== Raw data ==
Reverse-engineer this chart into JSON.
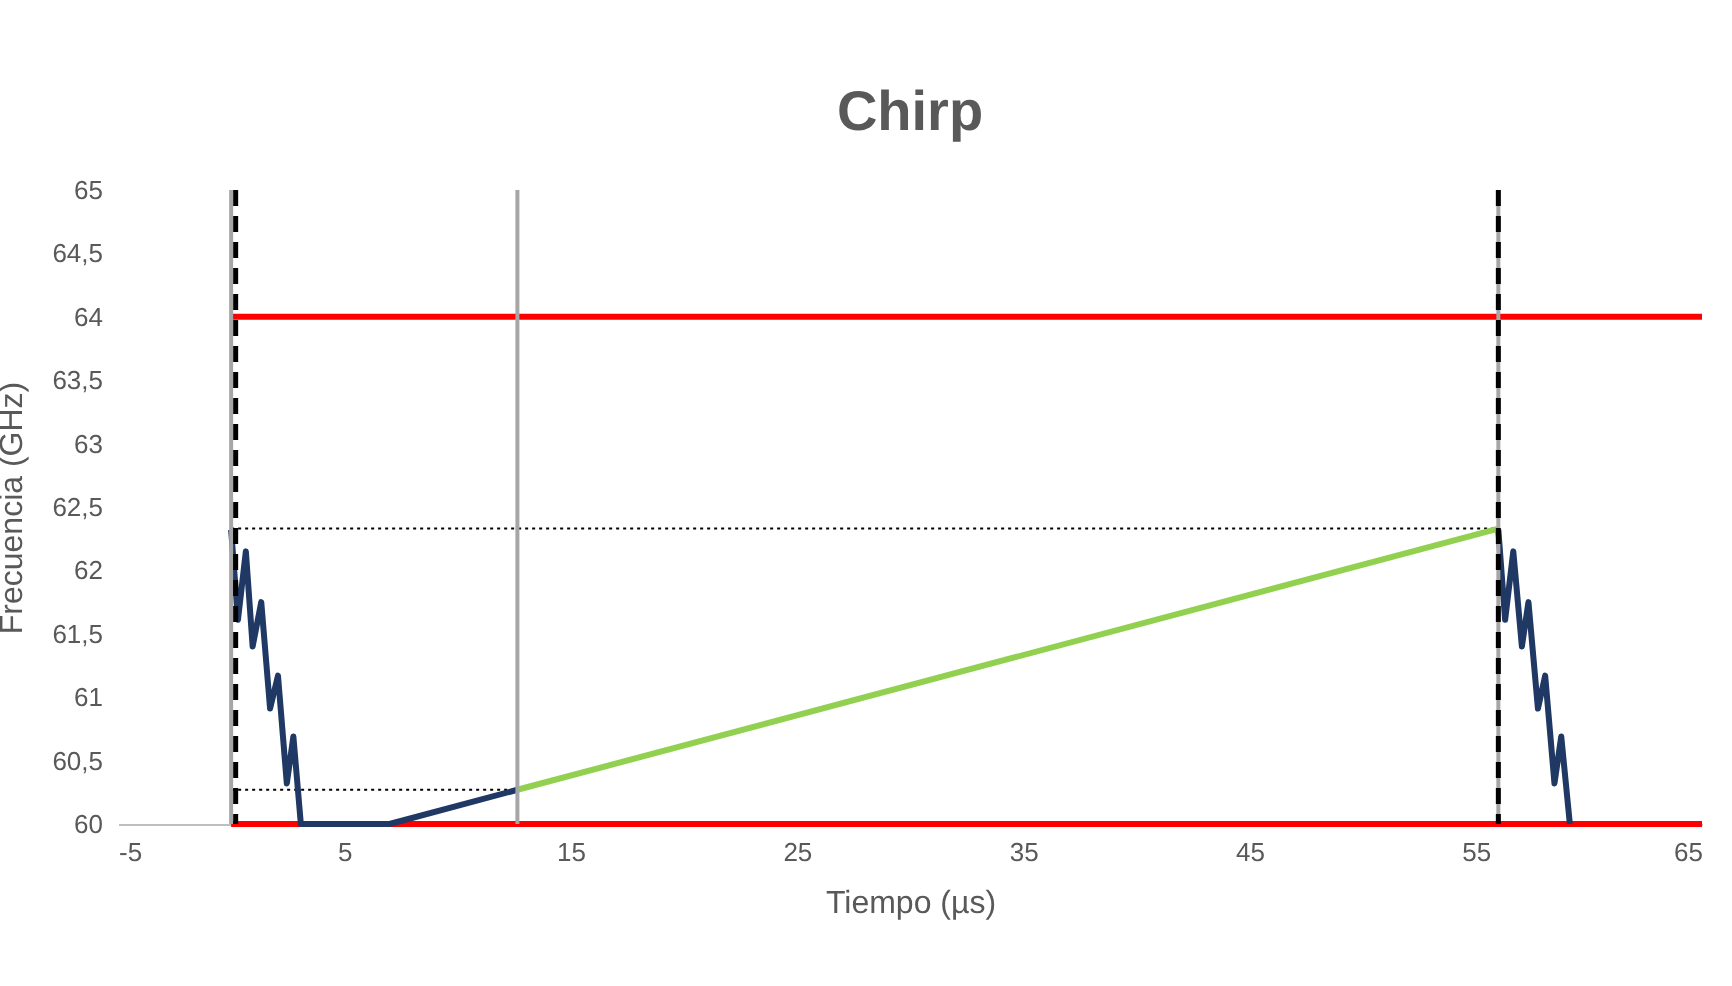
{
  "chart_data": {
    "type": "line",
    "title": "Chirp",
    "xlabel": "Tiempo (µs)",
    "ylabel": "Frecuencia (GHz)",
    "xlim": [
      -5,
      65
    ],
    "xticks": [
      -5,
      5,
      15,
      25,
      35,
      45,
      55,
      65
    ],
    "ylim": [
      60,
      65
    ],
    "yticks": [
      60,
      {
        "value": 60.5,
        "label": "60,5"
      },
      61,
      {
        "value": 61.5,
        "label": "61,5"
      },
      62,
      {
        "value": 62.5,
        "label": "62,5"
      },
      63,
      {
        "value": 63.5,
        "label": "63,5"
      },
      64,
      {
        "value": 64.5,
        "label": "64,5"
      },
      65
    ],
    "grid": false,
    "marker": "none",
    "series": [
      {
        "color": "#000000",
        "line_style": "dotted",
        "x": [
          0,
          56
        ],
        "values": [
          62.33,
          62.33
        ]
      },
      {
        "color": "#000000",
        "line_style": "dotted",
        "x": [
          0,
          12.65
        ],
        "values": [
          60.27,
          60.27
        ]
      },
      {
        "color": "#ff0000",
        "line_style": "solid",
        "x": [
          0,
          65
        ],
        "values": [
          64,
          64
        ]
      },
      {
        "color": "#ff0000",
        "line_style": "solid",
        "x": [
          0,
          65
        ],
        "values": [
          60,
          60
        ]
      },
      {
        "color": "#1f3864",
        "line_style": "solid",
        "x": [
          0,
          0.3,
          0.65,
          0.95,
          1.33,
          1.72,
          2.07,
          2.46,
          2.75,
          3.08,
          7.0,
          12.65,
          30,
          56.0,
          56.3,
          56.66,
          57.04,
          57.33,
          57.75,
          58.07,
          58.48,
          58.78,
          59.16
        ],
        "values": [
          62.32,
          61.61,
          62.15,
          61.4,
          61.75,
          60.91,
          61.17,
          60.32,
          60.69,
          60.0,
          60.0,
          60.27,
          null,
          62.32,
          61.61,
          62.15,
          61.4,
          61.75,
          60.91,
          61.17,
          60.32,
          60.69,
          60.0
        ]
      },
      {
        "color": "#92d050",
        "line_style": "solid",
        "x": [
          12.65,
          56
        ],
        "values": [
          60.27,
          62.33
        ]
      }
    ],
    "ref_lines": [
      {
        "axis": "x",
        "value": 0,
        "color": "#a6a6a6",
        "line_style": "solid"
      },
      {
        "axis": "x",
        "value": 12.65,
        "color": "#a6a6a6",
        "line_style": "solid"
      },
      {
        "axis": "x",
        "value": 56,
        "color": "#a6a6a6",
        "line_style": "solid"
      },
      {
        "axis": "x",
        "value": 0.2,
        "color": "#000000",
        "line_style": "dashed"
      },
      {
        "axis": "x",
        "value": 56,
        "color": "#000000",
        "line_style": "dashed"
      }
    ]
  }
}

== What needs to be done ==
Excluding the pictures, restate the records above word for word.

== Full response ==
Reverse-engineer this chart into JSON.
{
  "chart_data": {
    "type": "line",
    "title": "Chirp",
    "xlabel": "Tiempo (µs)",
    "ylabel": "Frecuencia (GHz)",
    "xlim": [
      -5,
      65
    ],
    "xticks": [
      -5,
      5,
      15,
      25,
      35,
      45,
      55,
      65
    ],
    "ylim": [
      60,
      65
    ],
    "yticks": [
      60,
      {
        "value": 60.5,
        "label": "60,5"
      },
      61,
      {
        "value": 61.5,
        "label": "61,5"
      },
      62,
      {
        "value": 62.5,
        "label": "62,5"
      },
      63,
      {
        "value": 63.5,
        "label": "63,5"
      },
      64,
      {
        "value": 64.5,
        "label": "64,5"
      },
      65
    ],
    "grid": false,
    "marker": "none",
    "series": [
      {
        "color": "#000000",
        "line_style": "dotted",
        "x": [
          0,
          56
        ],
        "values": [
          62.33,
          62.33
        ]
      },
      {
        "color": "#000000",
        "line_style": "dotted",
        "x": [
          0,
          12.65
        ],
        "values": [
          60.27,
          60.27
        ]
      },
      {
        "color": "#ff0000",
        "line_style": "solid",
        "x": [
          0,
          65
        ],
        "values": [
          64,
          64
        ]
      },
      {
        "color": "#ff0000",
        "line_style": "solid",
        "x": [
          0,
          65
        ],
        "values": [
          60,
          60
        ]
      },
      {
        "color": "#1f3864",
        "line_style": "solid",
        "x": [
          0,
          0.3,
          0.65,
          0.95,
          1.33,
          1.72,
          2.07,
          2.46,
          2.75,
          3.08,
          7.0,
          12.65,
          30,
          56.0,
          56.3,
          56.66,
          57.04,
          57.33,
          57.75,
          58.07,
          58.48,
          58.78,
          59.16
        ],
        "values": [
          62.32,
          61.61,
          62.15,
          61.4,
          61.75,
          60.91,
          61.17,
          60.32,
          60.69,
          60.0,
          60.0,
          60.27,
          null,
          62.32,
          61.61,
          62.15,
          61.4,
          61.75,
          60.91,
          61.17,
          60.32,
          60.69,
          60.0
        ]
      },
      {
        "color": "#92d050",
        "line_style": "solid",
        "x": [
          12.65,
          56
        ],
        "values": [
          60.27,
          62.33
        ]
      }
    ],
    "ref_lines": [
      {
        "axis": "x",
        "value": 0,
        "color": "#a6a6a6",
        "line_style": "solid"
      },
      {
        "axis": "x",
        "value": 12.65,
        "color": "#a6a6a6",
        "line_style": "solid"
      },
      {
        "axis": "x",
        "value": 56,
        "color": "#a6a6a6",
        "line_style": "solid"
      },
      {
        "axis": "x",
        "value": 0.2,
        "color": "#000000",
        "line_style": "dashed"
      },
      {
        "axis": "x",
        "value": 56,
        "color": "#000000",
        "line_style": "dashed"
      }
    ]
  }
}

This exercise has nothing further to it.